Gather up the lines that contain "Materia".

* BEGIN Listing *

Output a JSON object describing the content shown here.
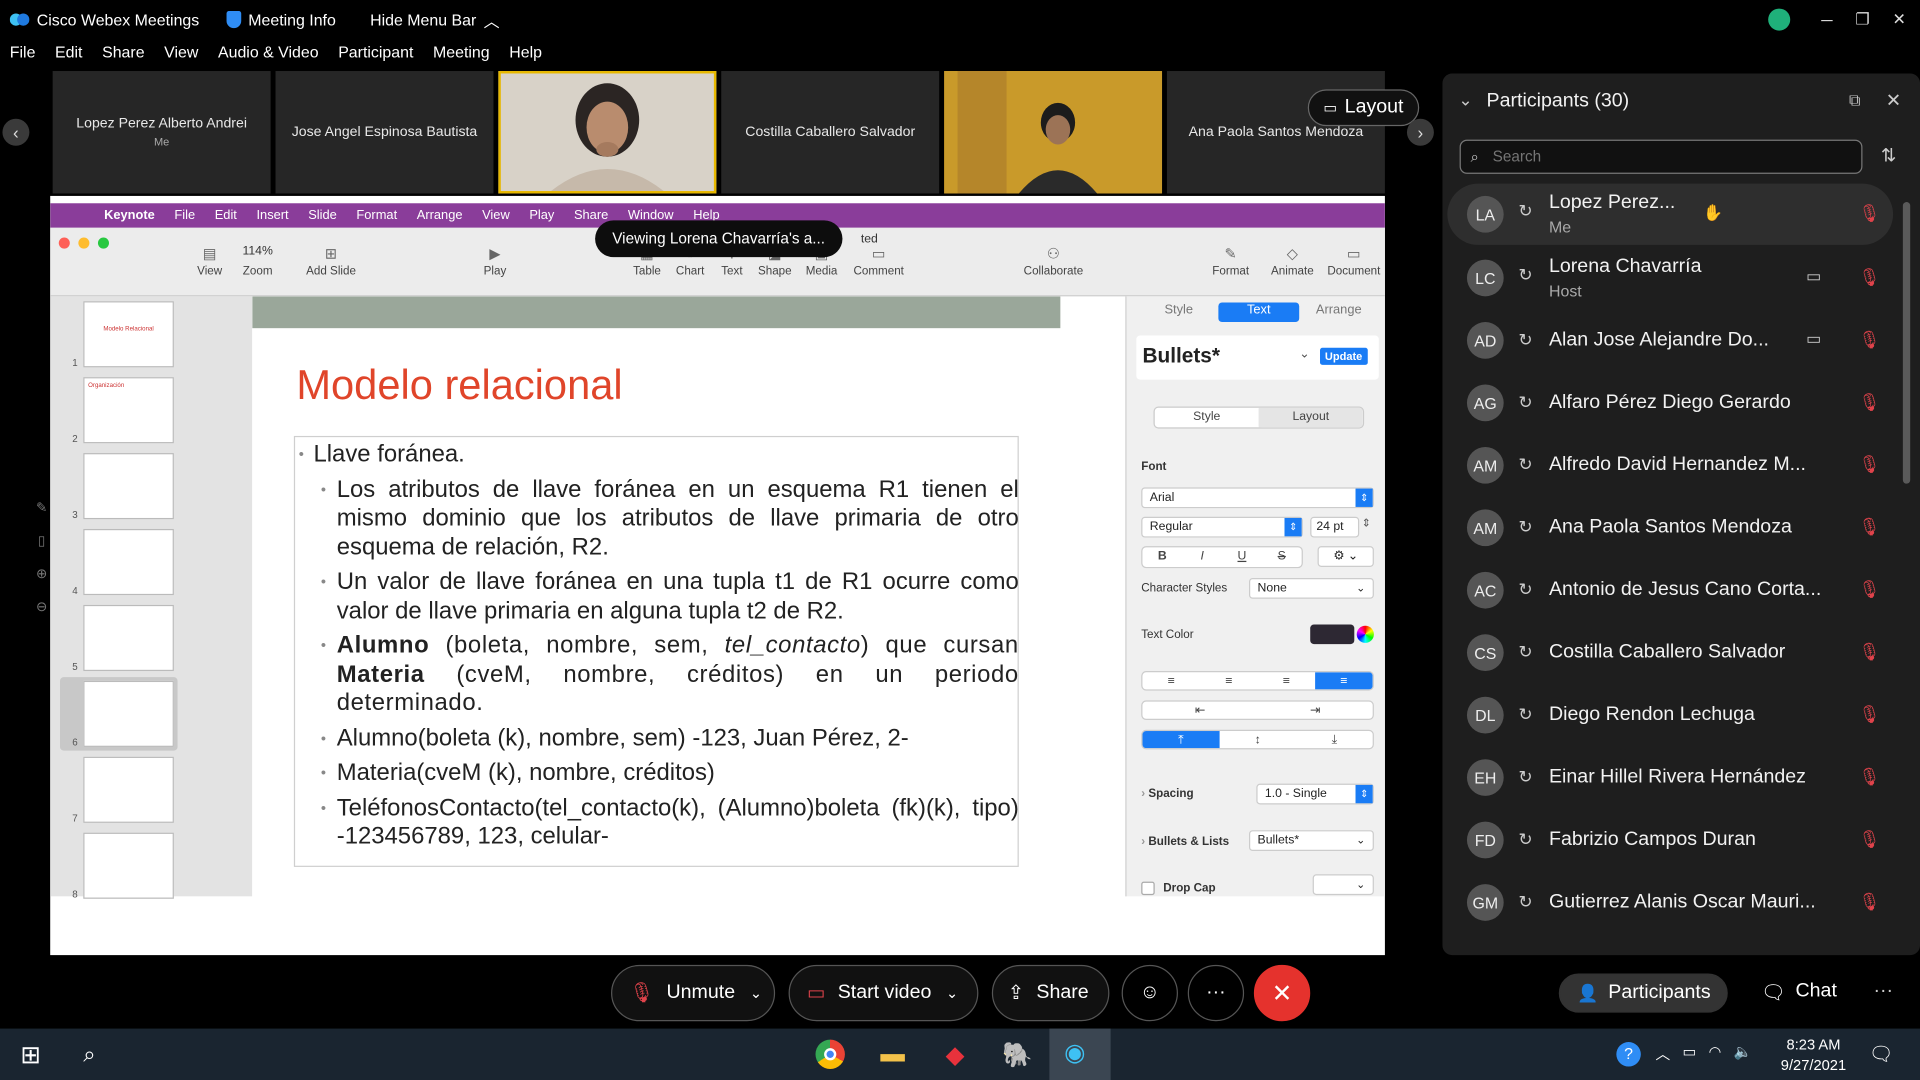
{
  "app": {
    "title": "Cisco Webex Meetings",
    "meeting_info": "Meeting Info",
    "hide_menu": "Hide Menu Bar"
  },
  "menu": [
    "File",
    "Edit",
    "Share",
    "View",
    "Audio & Video",
    "Participant",
    "Meeting",
    "Help"
  ],
  "tiles": [
    {
      "name": "Lopez Perez Alberto Andrei",
      "sub": "Me"
    },
    {
      "name": "Jose Angel Espinosa Bautista"
    },
    {
      "name": "Costilla Caballero Salvador"
    },
    {
      "name": "Ana Paola Santos Mendoza"
    }
  ],
  "layout_label": "Layout",
  "toast": "Viewing Lorena Chavarría's a...",
  "mac_menu": [
    "Keynote",
    "File",
    "Edit",
    "Insert",
    "Slide",
    "Format",
    "Arrange",
    "View",
    "Play",
    "Share",
    "Window",
    "Help"
  ],
  "toolbar": {
    "view": "View",
    "zoom_value": "114%",
    "zoom": "Zoom",
    "add_slide": "Add Slide",
    "play": "Play",
    "table": "Table",
    "chart": "Chart",
    "text": "Text",
    "shape": "Shape",
    "media": "Media",
    "comment": "Comment",
    "collaborate": "Collaborate",
    "format": "Format",
    "animate": "Animate",
    "document": "Document",
    "doc_suffix": "ted"
  },
  "thumbnail_numbers": [
    "1",
    "2",
    "3",
    "4",
    "5",
    "6",
    "7",
    "8"
  ],
  "thumbnail_titles": [
    "Modelo Relacional",
    "Organización"
  ],
  "slide": {
    "title": "Modelo relacional",
    "l1": "Llave foránea.",
    "b1": "Los atributos de llave foránea en un esquema R1 tienen el mismo dominio que los atributos de llave primaria de otro esquema de relación, R2.",
    "b2": "Un valor de llave foránea en una tupla t1 de R1 ocurre como valor de llave primaria en alguna tupla t2 de R2.",
    "b3_bold1": "Alumno",
    "b3_a": " (boleta, nombre, sem, ",
    "b3_it": "tel_contacto",
    "b3_b": ") que cursan ",
    "b3_bold2": "Materia",
    "b3_c": " (cveM, nombre, créditos) en un periodo determinado.",
    "b4": "Alumno(boleta (k), nombre, sem) -123, Juan Pérez, 2-",
    "b5": "Materia(cveM (k), nombre, créditos)",
    "b6": "TeléfonosContacto(tel_contacto(k), (Alumno)boleta (fk)(k), tipo) -123456789, 123, celular-"
  },
  "inspector": {
    "tabs": [
      "Style",
      "Text",
      "Arrange"
    ],
    "style_name": "Bullets*",
    "update": "Update",
    "sub_tabs": [
      "Style",
      "Layout"
    ],
    "font_label": "Font",
    "font": "Arial",
    "weight": "Regular",
    "size": "24 pt",
    "char_styles_label": "Character Styles",
    "char_styles": "None",
    "text_color_label": "Text Color",
    "spacing_label": "Spacing",
    "spacing": "1.0 - Single",
    "bullets_label": "Bullets & Lists",
    "bullets": "Bullets*",
    "drop_cap": "Drop Cap",
    "b": "B",
    "i": "I",
    "u": "U",
    "s": "S"
  },
  "participants": {
    "title": "Participants (30)",
    "search_placeholder": "Search",
    "list": [
      {
        "initials": "LA",
        "name": "Lopez Perez...",
        "role": "Me"
      },
      {
        "initials": "LC",
        "name": "Lorena Chavarría",
        "role": "Host"
      },
      {
        "initials": "AD",
        "name": "Alan Jose Alejandre Do..."
      },
      {
        "initials": "AG",
        "name": "Alfaro Pérez Diego Gerardo"
      },
      {
        "initials": "AM",
        "name": "Alfredo David Hernandez M..."
      },
      {
        "initials": "AM",
        "name": "Ana Paola Santos Mendoza"
      },
      {
        "initials": "AC",
        "name": "Antonio de Jesus Cano Corta..."
      },
      {
        "initials": "CS",
        "name": "Costilla Caballero Salvador"
      },
      {
        "initials": "DL",
        "name": "Diego Rendon Lechuga"
      },
      {
        "initials": "EH",
        "name": "Einar Hillel Rivera Hernández"
      },
      {
        "initials": "FD",
        "name": "Fabrizio Campos Duran"
      },
      {
        "initials": "GM",
        "name": "Gutierrez Alanis Oscar Mauri..."
      }
    ]
  },
  "controls": {
    "unmute": "Unmute",
    "start_video": "Start video",
    "share": "Share",
    "participants": "Participants",
    "chat": "Chat"
  },
  "clock": {
    "time": "8:23 AM",
    "date": "9/27/2021"
  },
  "colors": {
    "end_call": "#e5322d",
    "keynote_menu": "#8a3d9a",
    "slide_title": "#e0452a",
    "mic_muted": "#e0434b",
    "active_tab": "#1a7cf5"
  }
}
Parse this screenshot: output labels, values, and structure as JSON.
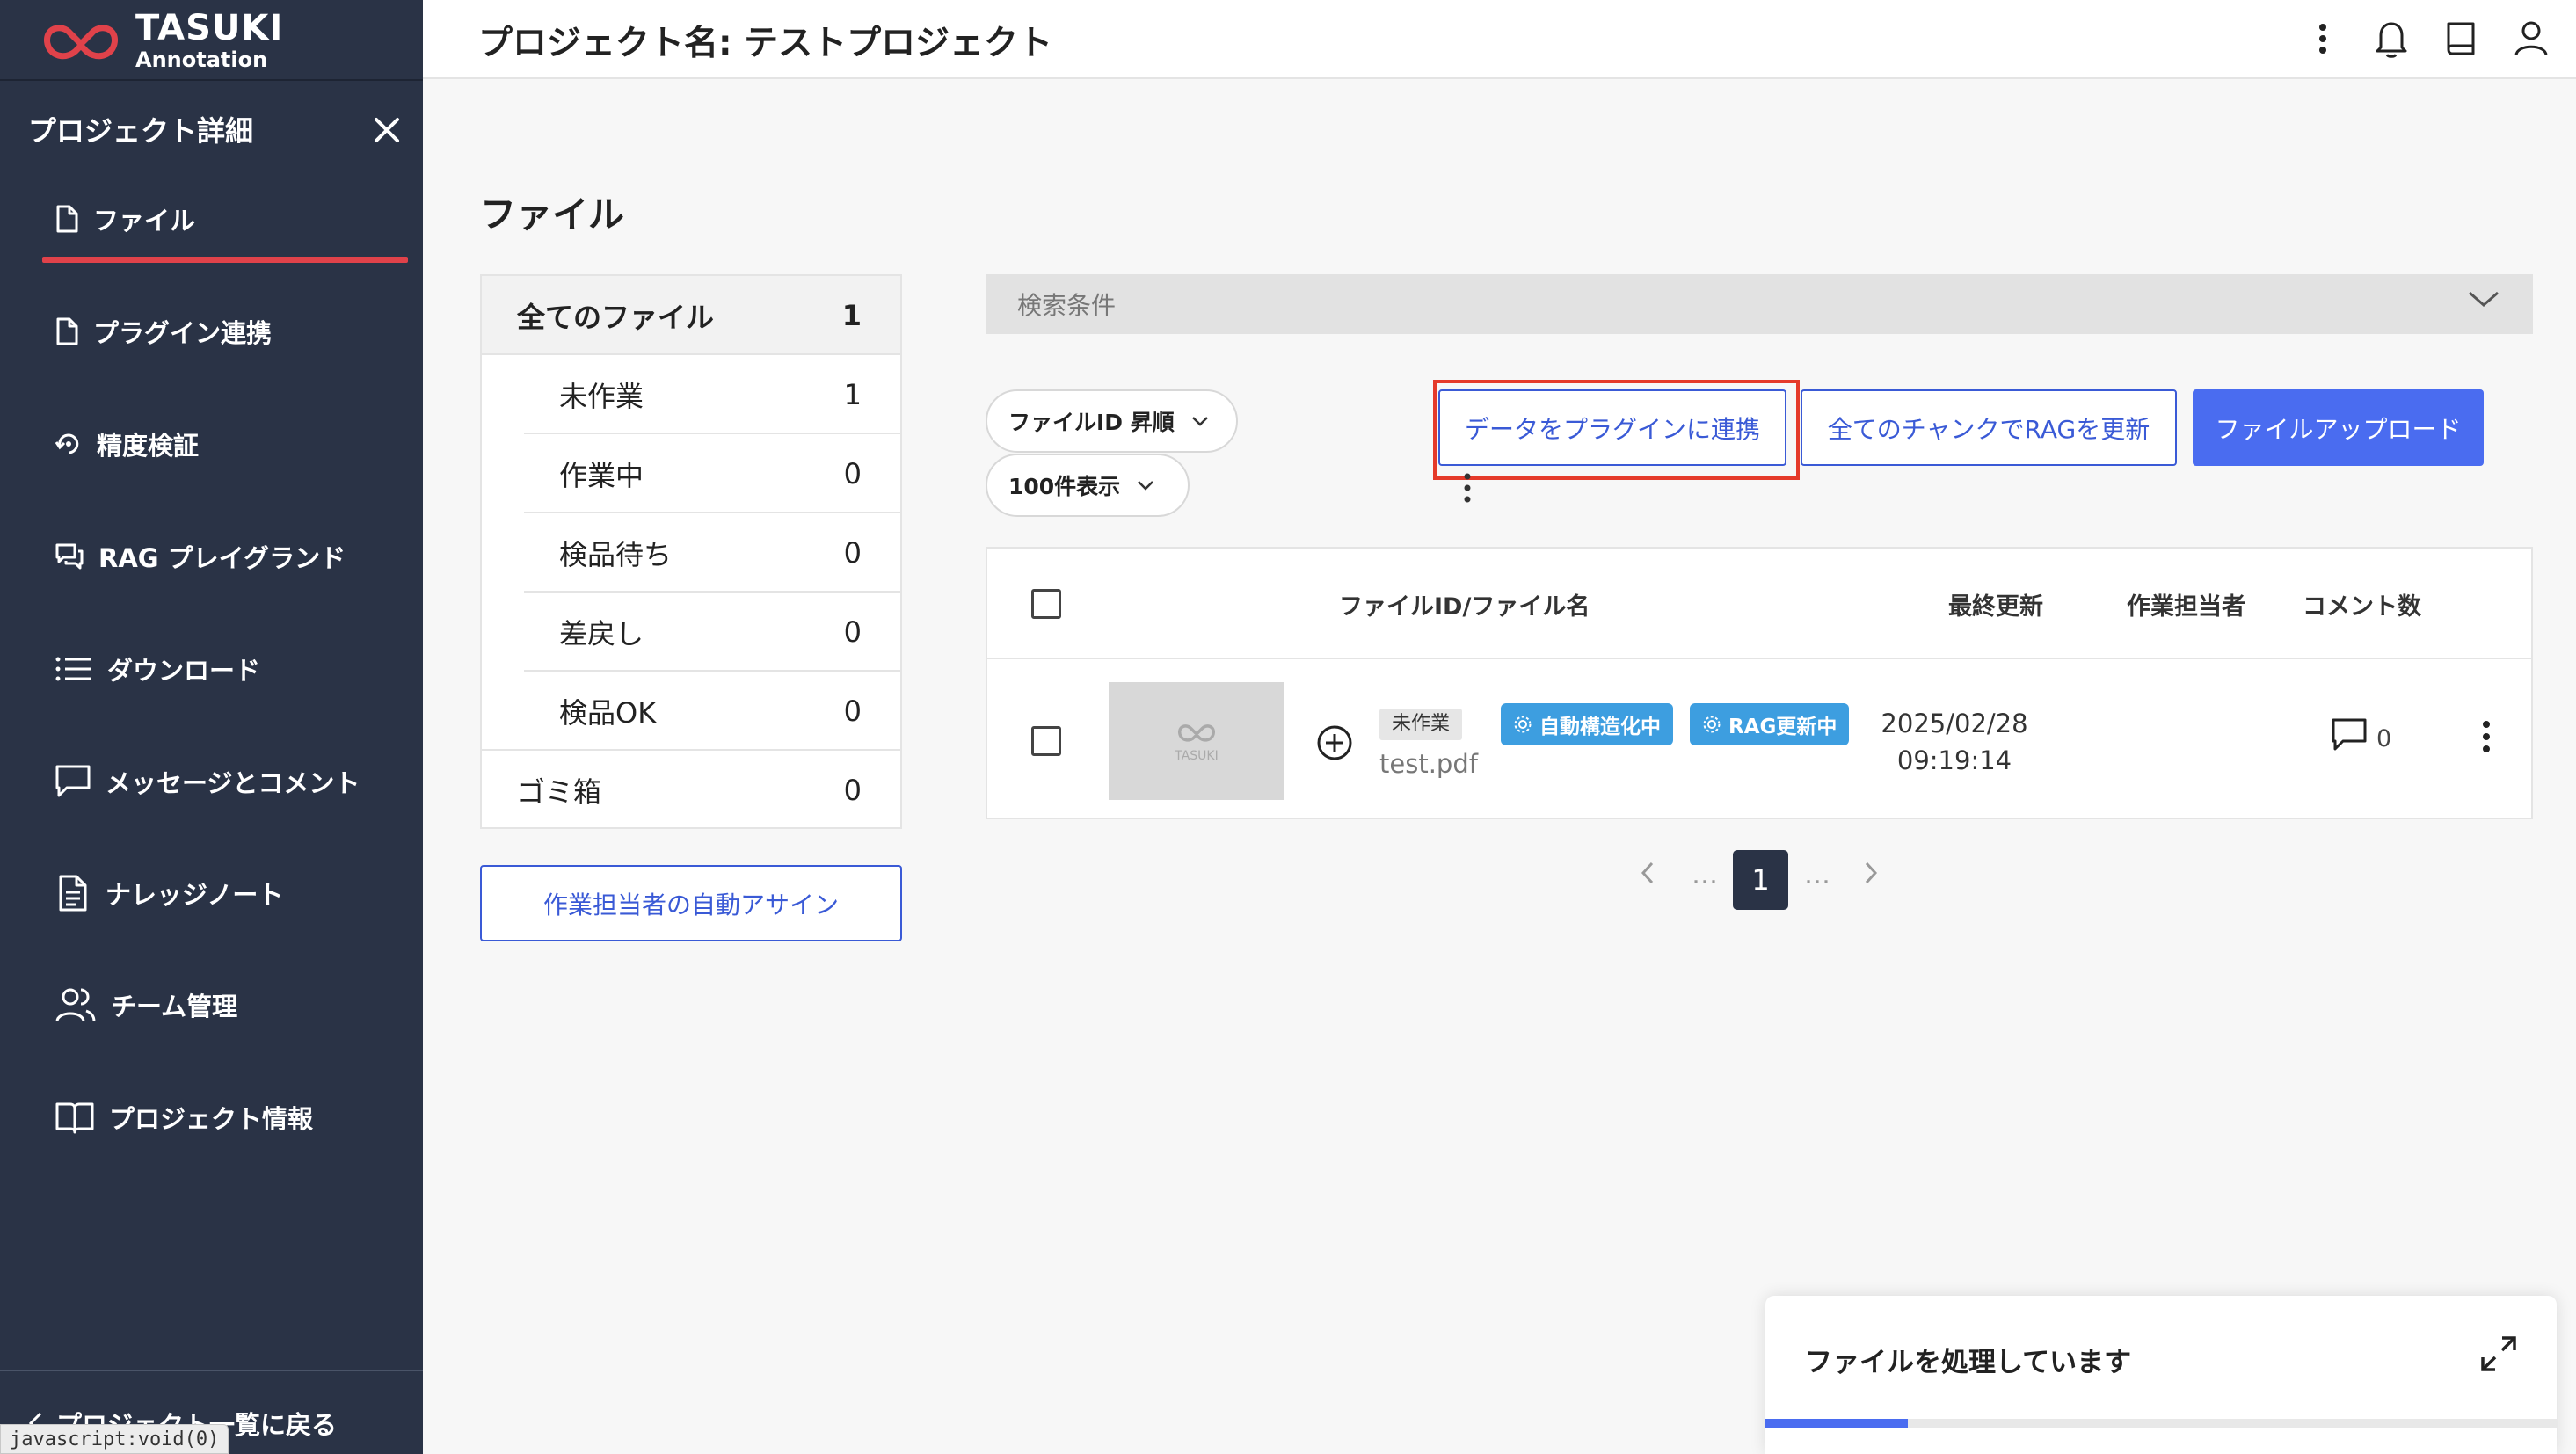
{
  "logo": {
    "line1": "TASUKI",
    "line2": "Annotation"
  },
  "header": {
    "title": "プロジェクト名: テストプロジェクト"
  },
  "sidebar": {
    "title": "プロジェクト詳細",
    "items": [
      {
        "label": "ファイル",
        "icon": "file-icon",
        "active": true
      },
      {
        "label": "プラグイン連携",
        "icon": "file-icon"
      },
      {
        "label": "精度検証",
        "icon": "accuracy-icon"
      },
      {
        "label": "RAG プレイグランド",
        "icon": "chat-icon"
      },
      {
        "label": "ダウンロード",
        "icon": "list-icon"
      },
      {
        "label": "メッセージとコメント",
        "icon": "message-icon"
      },
      {
        "label": "ナレッジノート",
        "icon": "document-icon"
      },
      {
        "label": "チーム管理",
        "icon": "team-icon"
      },
      {
        "label": "プロジェクト情報",
        "icon": "book-icon"
      }
    ],
    "back_label": "プロジェクト一覧に戻る",
    "status_url": "javascript:void(0)"
  },
  "main": {
    "heading": "ファイル",
    "filters": [
      {
        "label": "全てのファイル",
        "count": "1"
      },
      {
        "label": "未作業",
        "count": "1"
      },
      {
        "label": "作業中",
        "count": "0"
      },
      {
        "label": "検品待ち",
        "count": "0"
      },
      {
        "label": "差戻し",
        "count": "0"
      },
      {
        "label": "検品OK",
        "count": "0"
      },
      {
        "label": "ゴミ箱",
        "count": "0"
      }
    ],
    "assign_button": "作業担当者の自動アサイン",
    "search_label": "検索条件",
    "sort_select": "ファイルID 昇順",
    "page_size_select": "100件表示",
    "plugin_button": "データをプラグインに連携",
    "rag_button": "全てのチャンクでRAGを更新",
    "upload_button": "ファイルアップロード",
    "table": {
      "headers": {
        "file": "ファイルID/ファイル名",
        "updated": "最終更新",
        "assignee": "作業担当者",
        "comments": "コメント数"
      },
      "rows": [
        {
          "status": "未作業",
          "filename": "test.pdf",
          "tags": [
            "自動構造化中",
            "RAG更新中"
          ],
          "date": "2025/02/28",
          "time": "09:19:14",
          "comments": "0",
          "thumb_text": "TASUKI"
        }
      ]
    },
    "pagination": {
      "current": "1",
      "ellipsis": "…"
    }
  },
  "toast": {
    "title": "ファイルを処理しています",
    "progress": 0.18
  },
  "colors": {
    "sidebar": "#2a3346",
    "accent": "#4a6cf0",
    "active_underline": "#e0424a",
    "tag": "#3d9ee0",
    "highlight": "#e53a2a"
  }
}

* END Listing *

Full solution »
    "b3_bold2": "Materia",
    "b5": "Materia(cveM (k), nombre, créditos)",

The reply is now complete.